TASK BRIEF – Produce the listing below again, exactly as shown.

GIVEN RECORDS –
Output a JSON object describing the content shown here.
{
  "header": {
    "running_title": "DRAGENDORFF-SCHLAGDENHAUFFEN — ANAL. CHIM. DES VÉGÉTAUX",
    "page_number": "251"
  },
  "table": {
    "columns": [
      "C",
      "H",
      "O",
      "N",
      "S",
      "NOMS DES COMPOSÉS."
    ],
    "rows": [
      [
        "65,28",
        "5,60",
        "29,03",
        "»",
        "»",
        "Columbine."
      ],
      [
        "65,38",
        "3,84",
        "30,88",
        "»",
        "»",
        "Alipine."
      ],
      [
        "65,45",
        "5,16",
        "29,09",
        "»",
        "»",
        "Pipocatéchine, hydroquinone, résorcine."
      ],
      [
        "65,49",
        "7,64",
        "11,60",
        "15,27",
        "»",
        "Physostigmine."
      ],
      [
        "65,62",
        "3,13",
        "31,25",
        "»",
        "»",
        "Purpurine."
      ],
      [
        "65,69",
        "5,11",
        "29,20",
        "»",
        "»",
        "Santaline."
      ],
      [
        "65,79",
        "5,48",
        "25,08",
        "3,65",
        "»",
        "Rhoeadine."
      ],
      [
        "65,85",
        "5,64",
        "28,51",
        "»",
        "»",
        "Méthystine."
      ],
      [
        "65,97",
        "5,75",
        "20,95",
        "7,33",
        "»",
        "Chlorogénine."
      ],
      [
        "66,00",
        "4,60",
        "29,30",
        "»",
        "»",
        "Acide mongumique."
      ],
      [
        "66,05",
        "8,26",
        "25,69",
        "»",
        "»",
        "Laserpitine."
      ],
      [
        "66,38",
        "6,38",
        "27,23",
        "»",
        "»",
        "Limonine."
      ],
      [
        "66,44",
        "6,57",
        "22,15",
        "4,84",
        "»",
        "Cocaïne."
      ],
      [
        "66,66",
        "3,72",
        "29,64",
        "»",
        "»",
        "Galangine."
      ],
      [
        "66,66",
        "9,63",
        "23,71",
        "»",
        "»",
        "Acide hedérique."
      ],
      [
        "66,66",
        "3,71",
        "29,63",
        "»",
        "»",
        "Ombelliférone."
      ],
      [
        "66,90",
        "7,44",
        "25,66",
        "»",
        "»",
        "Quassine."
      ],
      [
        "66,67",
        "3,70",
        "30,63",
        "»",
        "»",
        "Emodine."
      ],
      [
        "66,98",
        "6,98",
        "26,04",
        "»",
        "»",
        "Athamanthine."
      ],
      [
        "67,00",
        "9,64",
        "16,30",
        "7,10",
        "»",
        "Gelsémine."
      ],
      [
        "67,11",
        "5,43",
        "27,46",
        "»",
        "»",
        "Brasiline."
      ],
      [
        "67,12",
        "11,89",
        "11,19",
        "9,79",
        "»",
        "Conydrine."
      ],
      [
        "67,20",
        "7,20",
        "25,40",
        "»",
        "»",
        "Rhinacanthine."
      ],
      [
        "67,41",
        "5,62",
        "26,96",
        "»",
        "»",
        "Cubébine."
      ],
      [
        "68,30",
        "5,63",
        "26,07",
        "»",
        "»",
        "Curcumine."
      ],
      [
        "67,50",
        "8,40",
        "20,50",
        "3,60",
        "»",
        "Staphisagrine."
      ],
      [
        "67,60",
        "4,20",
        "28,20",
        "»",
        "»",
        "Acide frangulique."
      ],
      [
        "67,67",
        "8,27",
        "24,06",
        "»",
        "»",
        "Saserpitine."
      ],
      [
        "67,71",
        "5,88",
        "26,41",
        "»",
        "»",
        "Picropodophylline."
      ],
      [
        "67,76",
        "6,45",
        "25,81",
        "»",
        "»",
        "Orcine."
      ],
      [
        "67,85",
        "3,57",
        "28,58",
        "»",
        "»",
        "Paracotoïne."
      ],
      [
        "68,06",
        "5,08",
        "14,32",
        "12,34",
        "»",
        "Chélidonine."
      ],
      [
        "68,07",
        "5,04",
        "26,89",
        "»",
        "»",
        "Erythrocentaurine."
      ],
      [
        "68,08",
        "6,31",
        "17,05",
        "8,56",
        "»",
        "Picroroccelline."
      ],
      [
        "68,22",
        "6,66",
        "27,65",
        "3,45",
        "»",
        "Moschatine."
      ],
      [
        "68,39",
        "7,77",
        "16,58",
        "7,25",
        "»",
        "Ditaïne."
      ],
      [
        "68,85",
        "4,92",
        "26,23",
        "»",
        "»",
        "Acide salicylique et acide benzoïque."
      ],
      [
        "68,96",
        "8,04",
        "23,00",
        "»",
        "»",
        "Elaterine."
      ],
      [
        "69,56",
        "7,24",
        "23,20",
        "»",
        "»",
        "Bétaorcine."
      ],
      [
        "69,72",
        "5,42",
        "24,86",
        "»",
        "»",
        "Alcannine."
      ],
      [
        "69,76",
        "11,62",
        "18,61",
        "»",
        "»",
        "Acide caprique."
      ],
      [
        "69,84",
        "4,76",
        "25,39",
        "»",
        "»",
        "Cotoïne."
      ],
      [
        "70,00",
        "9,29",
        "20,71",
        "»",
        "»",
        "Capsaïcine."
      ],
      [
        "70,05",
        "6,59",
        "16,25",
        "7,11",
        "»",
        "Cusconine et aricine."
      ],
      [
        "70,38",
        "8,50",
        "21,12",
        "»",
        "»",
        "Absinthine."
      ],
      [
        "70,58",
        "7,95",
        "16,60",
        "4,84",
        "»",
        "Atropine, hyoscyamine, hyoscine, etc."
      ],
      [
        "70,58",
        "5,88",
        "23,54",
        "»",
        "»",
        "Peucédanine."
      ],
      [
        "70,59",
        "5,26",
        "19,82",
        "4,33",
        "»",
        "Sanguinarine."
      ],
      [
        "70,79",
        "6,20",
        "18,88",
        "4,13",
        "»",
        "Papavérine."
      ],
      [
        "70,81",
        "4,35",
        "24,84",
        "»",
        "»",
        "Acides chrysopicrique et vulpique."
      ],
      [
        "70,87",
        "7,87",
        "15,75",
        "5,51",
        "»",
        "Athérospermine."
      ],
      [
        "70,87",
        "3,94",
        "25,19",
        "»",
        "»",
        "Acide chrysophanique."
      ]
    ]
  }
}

OUTPUT FOR THIS TASK –
Output a JSON object describing the content shown here.
{
  "header": {
    "running_title": "DRAGENDORFF-SCHLAGDENHAUFFEN — ANAL. CHIM. DES VÉGÉTAUX",
    "page_number": "251"
  },
  "table": {
    "columns": [
      "C",
      "H",
      "O",
      "N",
      "S",
      "NOMS DES COMPOSÉS."
    ],
    "rows": [
      [
        "65,28",
        "5,60",
        "29,03",
        "»",
        "»",
        "Columbine."
      ],
      [
        "65,38",
        "3,84",
        "30,88",
        "»",
        "»",
        "Alipine."
      ],
      [
        "65,45",
        "5,16",
        "29,09",
        "»",
        "»",
        "Pipocatéchine, hydroquinone, résorcine."
      ],
      [
        "65,49",
        "7,64",
        "11,60",
        "15,27",
        "»",
        "Physostigmine."
      ],
      [
        "65,62",
        "3,13",
        "31,25",
        "»",
        "»",
        "Purpurine."
      ],
      [
        "65,69",
        "5,11",
        "29,20",
        "»",
        "»",
        "Santaline."
      ],
      [
        "65,79",
        "5,48",
        "25,08",
        "3,65",
        "»",
        "Rhoeadine."
      ],
      [
        "65,85",
        "5,64",
        "28,51",
        "»",
        "»",
        "Méthystine."
      ],
      [
        "65,97",
        "5,75",
        "20,95",
        "7,33",
        "»",
        "Chlorogénine."
      ],
      [
        "66,00",
        "4,60",
        "29,30",
        "»",
        "»",
        "Acide mongumique."
      ],
      [
        "66,05",
        "8,26",
        "25,69",
        "»",
        "»",
        "Laserpitine."
      ],
      [
        "66,38",
        "6,38",
        "27,23",
        "»",
        "»",
        "Limonine."
      ],
      [
        "66,44",
        "6,57",
        "22,15",
        "4,84",
        "»",
        "Cocaïne."
      ],
      [
        "66,66",
        "3,72",
        "29,64",
        "»",
        "»",
        "Galangine."
      ],
      [
        "66,66",
        "9,63",
        "23,71",
        "»",
        "»",
        "Acide hedérique."
      ],
      [
        "66,66",
        "3,71",
        "29,63",
        "»",
        "»",
        "Ombelliférone."
      ],
      [
        "66,90",
        "7,44",
        "25,66",
        "»",
        "»",
        "Quassine."
      ],
      [
        "66,67",
        "3,70",
        "30,63",
        "»",
        "»",
        "Emodine."
      ],
      [
        "66,98",
        "6,98",
        "26,04",
        "»",
        "»",
        "Athamanthine."
      ],
      [
        "67,00",
        "9,64",
        "16,30",
        "7,10",
        "»",
        "Gelsémine."
      ],
      [
        "67,11",
        "5,43",
        "27,46",
        "»",
        "»",
        "Brasiline."
      ],
      [
        "67,12",
        "11,89",
        "11,19",
        "9,79",
        "»",
        "Conydrine."
      ],
      [
        "67,20",
        "7,20",
        "25,40",
        "»",
        "»",
        "Rhinacanthine."
      ],
      [
        "67,41",
        "5,62",
        "26,96",
        "»",
        "»",
        "Cubébine."
      ],
      [
        "68,30",
        "5,63",
        "26,07",
        "»",
        "»",
        "Curcumine."
      ],
      [
        "67,50",
        "8,40",
        "20,50",
        "3,60",
        "»",
        "Staphisagrine."
      ],
      [
        "67,60",
        "4,20",
        "28,20",
        "»",
        "»",
        "Acide frangulique."
      ],
      [
        "67,67",
        "8,27",
        "24,06",
        "»",
        "»",
        "Saserpitine."
      ],
      [
        "67,71",
        "5,88",
        "26,41",
        "»",
        "»",
        "Picropodophylline."
      ],
      [
        "67,76",
        "6,45",
        "25,81",
        "»",
        "»",
        "Orcine."
      ],
      [
        "67,85",
        "3,57",
        "28,58",
        "»",
        "»",
        "Paracotoïne."
      ],
      [
        "68,06",
        "5,08",
        "14,32",
        "12,34",
        "»",
        "Chélidonine."
      ],
      [
        "68,07",
        "5,04",
        "26,89",
        "»",
        "»",
        "Erythrocentaurine."
      ],
      [
        "68,08",
        "6,31",
        "17,05",
        "8,56",
        "»",
        "Picroroccelline."
      ],
      [
        "68,22",
        "6,66",
        "27,65",
        "3,45",
        "»",
        "Moschatine."
      ],
      [
        "68,39",
        "7,77",
        "16,58",
        "7,25",
        "»",
        "Ditaïne."
      ],
      [
        "68,85",
        "4,92",
        "26,23",
        "»",
        "»",
        "Acide salicylique et acide benzoïque."
      ],
      [
        "68,96",
        "8,04",
        "23,00",
        "»",
        "»",
        "Elaterine."
      ],
      [
        "69,56",
        "7,24",
        "23,20",
        "»",
        "»",
        "Bétaorcine."
      ],
      [
        "69,72",
        "5,42",
        "24,86",
        "»",
        "»",
        "Alcannine."
      ],
      [
        "69,76",
        "11,62",
        "18,61",
        "»",
        "»",
        "Acide caprique."
      ],
      [
        "69,84",
        "4,76",
        "25,39",
        "»",
        "»",
        "Cotoïne."
      ],
      [
        "70,00",
        "9,29",
        "20,71",
        "»",
        "»",
        "Capsaïcine."
      ],
      [
        "70,05",
        "6,59",
        "16,25",
        "7,11",
        "»",
        "Cusconine et aricine."
      ],
      [
        "70,38",
        "8,50",
        "21,12",
        "»",
        "»",
        "Absinthine."
      ],
      [
        "70,58",
        "7,95",
        "16,60",
        "4,84",
        "»",
        "Atropine, hyoscyamine, hyoscine, etc."
      ],
      [
        "70,58",
        "5,88",
        "23,54",
        "»",
        "»",
        "Peucédanine."
      ],
      [
        "70,59",
        "5,26",
        "19,82",
        "4,33",
        "»",
        "Sanguinarine."
      ],
      [
        "70,79",
        "6,20",
        "18,88",
        "4,13",
        "»",
        "Papavérine."
      ],
      [
        "70,81",
        "4,35",
        "24,84",
        "»",
        "»",
        "Acides chrysopicrique et vulpique."
      ],
      [
        "70,87",
        "7,87",
        "15,75",
        "5,51",
        "»",
        "Athérospermine."
      ],
      [
        "70,87",
        "3,94",
        "25,19",
        "»",
        "»",
        "Acide chrysophanique."
      ]
    ]
  }
}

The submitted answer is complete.